[GOAL] State how many lines in the records hold the word "conspecific", giving the number and no other text.

[RECORDS SUPPLIED]

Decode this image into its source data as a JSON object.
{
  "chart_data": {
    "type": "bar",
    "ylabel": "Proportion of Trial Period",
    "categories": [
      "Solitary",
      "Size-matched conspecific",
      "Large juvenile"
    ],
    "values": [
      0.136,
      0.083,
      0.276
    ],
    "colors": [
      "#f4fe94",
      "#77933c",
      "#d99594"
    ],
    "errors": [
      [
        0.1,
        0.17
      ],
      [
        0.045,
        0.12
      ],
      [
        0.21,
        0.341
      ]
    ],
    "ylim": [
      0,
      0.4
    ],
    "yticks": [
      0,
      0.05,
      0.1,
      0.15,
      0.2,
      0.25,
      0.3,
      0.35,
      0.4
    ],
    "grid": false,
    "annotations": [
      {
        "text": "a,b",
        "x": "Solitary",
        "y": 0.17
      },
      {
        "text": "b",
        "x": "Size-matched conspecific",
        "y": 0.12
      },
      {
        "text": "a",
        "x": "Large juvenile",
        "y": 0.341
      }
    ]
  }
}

[TASK OUTPUT] 2